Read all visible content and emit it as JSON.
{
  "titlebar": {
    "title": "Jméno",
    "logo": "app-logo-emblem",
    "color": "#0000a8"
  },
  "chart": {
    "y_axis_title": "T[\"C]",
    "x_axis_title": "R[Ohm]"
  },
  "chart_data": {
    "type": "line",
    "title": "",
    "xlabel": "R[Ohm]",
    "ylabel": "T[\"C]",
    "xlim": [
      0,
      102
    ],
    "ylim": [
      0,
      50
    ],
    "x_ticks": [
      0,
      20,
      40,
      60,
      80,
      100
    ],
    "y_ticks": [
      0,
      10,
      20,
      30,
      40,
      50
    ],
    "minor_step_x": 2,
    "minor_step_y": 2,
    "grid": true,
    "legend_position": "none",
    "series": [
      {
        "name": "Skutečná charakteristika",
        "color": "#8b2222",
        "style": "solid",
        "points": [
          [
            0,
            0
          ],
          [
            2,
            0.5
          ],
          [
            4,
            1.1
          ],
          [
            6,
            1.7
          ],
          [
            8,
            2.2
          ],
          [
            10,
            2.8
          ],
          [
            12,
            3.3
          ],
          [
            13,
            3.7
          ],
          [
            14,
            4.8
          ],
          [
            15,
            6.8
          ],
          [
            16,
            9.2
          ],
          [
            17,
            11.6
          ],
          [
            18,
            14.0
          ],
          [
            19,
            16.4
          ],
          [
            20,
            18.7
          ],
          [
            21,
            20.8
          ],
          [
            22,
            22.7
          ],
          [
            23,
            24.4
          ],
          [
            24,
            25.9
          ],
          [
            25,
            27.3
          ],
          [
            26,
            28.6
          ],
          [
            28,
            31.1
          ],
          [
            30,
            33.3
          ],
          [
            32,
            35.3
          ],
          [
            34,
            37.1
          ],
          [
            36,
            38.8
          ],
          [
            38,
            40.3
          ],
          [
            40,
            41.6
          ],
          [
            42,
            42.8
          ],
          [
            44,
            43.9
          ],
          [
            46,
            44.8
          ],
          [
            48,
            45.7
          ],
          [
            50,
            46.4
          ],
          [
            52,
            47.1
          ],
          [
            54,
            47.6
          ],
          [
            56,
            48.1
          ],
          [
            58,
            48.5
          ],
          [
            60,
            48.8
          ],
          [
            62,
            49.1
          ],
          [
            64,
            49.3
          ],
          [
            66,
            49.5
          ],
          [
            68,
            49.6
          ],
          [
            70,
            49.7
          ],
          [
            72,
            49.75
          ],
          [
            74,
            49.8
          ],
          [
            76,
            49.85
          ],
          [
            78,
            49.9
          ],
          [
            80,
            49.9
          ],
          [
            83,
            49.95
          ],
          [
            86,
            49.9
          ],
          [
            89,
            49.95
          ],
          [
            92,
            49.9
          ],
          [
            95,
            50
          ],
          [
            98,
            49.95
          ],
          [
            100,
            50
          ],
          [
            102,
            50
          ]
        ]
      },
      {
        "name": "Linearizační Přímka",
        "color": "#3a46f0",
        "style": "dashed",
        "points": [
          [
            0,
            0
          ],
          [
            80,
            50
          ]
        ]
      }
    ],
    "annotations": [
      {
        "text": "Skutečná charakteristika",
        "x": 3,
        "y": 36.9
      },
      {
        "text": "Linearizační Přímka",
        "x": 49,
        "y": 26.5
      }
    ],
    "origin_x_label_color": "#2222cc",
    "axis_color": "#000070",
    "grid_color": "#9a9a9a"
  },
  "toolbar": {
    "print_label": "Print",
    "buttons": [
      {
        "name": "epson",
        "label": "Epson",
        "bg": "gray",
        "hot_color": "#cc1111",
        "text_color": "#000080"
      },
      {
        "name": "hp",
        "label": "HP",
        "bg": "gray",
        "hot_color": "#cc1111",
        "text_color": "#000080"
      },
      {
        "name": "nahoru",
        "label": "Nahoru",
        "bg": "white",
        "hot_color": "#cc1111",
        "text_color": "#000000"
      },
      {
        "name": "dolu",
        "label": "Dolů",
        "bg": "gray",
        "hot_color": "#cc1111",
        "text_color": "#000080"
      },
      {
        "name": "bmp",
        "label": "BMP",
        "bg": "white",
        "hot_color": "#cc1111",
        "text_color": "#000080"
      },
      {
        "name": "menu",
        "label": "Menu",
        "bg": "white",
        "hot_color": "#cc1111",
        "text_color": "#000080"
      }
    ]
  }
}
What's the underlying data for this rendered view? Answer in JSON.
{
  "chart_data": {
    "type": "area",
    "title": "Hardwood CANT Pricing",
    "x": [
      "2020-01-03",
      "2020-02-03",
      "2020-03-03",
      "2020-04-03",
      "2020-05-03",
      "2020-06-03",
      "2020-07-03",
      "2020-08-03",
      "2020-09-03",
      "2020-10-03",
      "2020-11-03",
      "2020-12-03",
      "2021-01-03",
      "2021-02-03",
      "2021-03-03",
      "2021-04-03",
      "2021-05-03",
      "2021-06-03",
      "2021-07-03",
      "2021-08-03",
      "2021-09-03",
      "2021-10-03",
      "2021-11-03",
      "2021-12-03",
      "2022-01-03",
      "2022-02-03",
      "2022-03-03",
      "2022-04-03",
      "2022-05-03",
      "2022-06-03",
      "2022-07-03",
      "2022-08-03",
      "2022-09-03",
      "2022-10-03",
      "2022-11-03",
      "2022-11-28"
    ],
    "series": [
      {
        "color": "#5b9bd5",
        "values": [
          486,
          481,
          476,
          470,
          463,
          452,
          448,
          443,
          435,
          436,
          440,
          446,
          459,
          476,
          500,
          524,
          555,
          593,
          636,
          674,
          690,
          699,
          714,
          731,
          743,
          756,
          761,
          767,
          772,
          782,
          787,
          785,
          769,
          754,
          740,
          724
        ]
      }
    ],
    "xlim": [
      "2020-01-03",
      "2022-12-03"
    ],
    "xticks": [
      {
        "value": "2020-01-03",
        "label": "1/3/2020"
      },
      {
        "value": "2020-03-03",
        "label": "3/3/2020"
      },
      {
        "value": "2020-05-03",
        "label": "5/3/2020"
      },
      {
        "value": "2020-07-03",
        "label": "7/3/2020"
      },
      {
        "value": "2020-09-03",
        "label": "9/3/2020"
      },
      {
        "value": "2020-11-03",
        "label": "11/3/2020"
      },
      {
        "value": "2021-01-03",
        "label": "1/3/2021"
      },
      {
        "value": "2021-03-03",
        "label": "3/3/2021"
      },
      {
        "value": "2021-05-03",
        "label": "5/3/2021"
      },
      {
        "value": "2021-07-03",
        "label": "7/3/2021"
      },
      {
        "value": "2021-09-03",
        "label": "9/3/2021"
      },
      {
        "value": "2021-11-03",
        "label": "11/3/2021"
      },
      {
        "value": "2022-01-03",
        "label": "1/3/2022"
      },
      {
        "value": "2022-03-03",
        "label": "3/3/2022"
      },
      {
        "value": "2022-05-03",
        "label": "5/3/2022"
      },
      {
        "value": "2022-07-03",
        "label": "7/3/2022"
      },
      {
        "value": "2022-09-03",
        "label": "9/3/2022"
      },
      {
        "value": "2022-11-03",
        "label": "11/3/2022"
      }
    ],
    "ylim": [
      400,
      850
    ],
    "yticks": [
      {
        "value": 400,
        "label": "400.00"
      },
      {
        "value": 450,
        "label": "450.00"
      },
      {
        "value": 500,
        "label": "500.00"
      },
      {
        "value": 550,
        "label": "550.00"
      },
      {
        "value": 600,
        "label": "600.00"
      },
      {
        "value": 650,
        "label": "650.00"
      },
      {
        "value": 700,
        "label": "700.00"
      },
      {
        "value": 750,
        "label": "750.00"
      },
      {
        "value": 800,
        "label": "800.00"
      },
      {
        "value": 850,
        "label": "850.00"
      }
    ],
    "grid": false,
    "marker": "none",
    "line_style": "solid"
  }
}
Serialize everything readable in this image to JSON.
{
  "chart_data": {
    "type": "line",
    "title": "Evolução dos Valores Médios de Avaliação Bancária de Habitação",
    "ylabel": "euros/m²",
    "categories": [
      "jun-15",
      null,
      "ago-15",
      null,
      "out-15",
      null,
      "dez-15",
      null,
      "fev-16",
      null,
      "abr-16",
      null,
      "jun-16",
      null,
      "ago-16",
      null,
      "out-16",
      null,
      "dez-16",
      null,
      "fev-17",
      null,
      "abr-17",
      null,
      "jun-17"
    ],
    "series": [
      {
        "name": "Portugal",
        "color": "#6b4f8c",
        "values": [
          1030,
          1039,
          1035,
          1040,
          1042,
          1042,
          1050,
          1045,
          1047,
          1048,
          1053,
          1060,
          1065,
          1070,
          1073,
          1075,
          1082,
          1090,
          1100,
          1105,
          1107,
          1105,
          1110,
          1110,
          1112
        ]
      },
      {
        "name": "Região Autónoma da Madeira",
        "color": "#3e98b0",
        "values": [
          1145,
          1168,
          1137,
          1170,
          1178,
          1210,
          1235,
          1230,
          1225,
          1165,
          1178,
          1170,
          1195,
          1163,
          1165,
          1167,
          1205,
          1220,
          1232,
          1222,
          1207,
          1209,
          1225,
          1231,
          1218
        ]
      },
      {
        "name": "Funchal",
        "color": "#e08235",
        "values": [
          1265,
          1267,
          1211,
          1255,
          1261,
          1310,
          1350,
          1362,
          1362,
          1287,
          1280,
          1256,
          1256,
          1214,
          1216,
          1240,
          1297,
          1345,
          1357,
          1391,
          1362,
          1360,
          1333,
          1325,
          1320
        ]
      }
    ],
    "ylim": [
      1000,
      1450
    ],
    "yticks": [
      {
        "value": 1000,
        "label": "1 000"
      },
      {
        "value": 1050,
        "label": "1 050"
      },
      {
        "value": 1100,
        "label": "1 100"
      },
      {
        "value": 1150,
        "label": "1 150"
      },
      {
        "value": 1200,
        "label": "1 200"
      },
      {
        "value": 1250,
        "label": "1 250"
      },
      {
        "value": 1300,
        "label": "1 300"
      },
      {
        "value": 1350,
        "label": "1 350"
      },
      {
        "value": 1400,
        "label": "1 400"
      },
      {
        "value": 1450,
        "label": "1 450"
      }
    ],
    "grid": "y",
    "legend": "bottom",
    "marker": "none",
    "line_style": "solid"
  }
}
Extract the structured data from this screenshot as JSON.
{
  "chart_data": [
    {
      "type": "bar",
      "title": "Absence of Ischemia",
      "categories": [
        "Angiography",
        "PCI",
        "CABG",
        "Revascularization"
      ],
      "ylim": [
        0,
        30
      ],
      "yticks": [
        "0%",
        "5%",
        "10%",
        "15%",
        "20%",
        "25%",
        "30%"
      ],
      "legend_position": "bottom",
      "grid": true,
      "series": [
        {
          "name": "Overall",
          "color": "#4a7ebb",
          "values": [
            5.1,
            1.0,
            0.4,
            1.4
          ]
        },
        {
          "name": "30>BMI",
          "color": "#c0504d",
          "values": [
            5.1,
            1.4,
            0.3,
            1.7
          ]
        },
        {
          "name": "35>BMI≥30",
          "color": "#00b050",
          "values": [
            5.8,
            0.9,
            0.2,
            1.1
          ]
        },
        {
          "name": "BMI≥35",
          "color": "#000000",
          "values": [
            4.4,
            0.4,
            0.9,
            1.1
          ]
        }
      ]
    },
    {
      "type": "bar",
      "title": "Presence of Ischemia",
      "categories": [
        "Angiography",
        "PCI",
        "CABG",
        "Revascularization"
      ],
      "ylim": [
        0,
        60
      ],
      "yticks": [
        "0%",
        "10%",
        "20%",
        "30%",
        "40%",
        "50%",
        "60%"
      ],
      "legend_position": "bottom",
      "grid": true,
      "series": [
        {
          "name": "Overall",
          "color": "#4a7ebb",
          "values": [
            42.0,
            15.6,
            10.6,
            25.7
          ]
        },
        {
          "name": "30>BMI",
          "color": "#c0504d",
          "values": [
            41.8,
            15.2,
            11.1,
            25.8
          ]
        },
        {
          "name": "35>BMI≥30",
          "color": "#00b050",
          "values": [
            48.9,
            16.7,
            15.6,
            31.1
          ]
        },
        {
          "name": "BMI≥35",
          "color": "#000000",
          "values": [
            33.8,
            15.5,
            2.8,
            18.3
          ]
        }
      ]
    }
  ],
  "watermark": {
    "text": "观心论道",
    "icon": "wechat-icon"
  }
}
########
## Requirements
In the listing above, locate each line with "JSON" and copy it.

## Solution for this problem
Read all visible content and emit it as JSON.
What's the underlying data for this rendered view? Answer in JSON.
Serialize everything readable in this image to JSON.
Extract the structured data from this screenshot as JSON.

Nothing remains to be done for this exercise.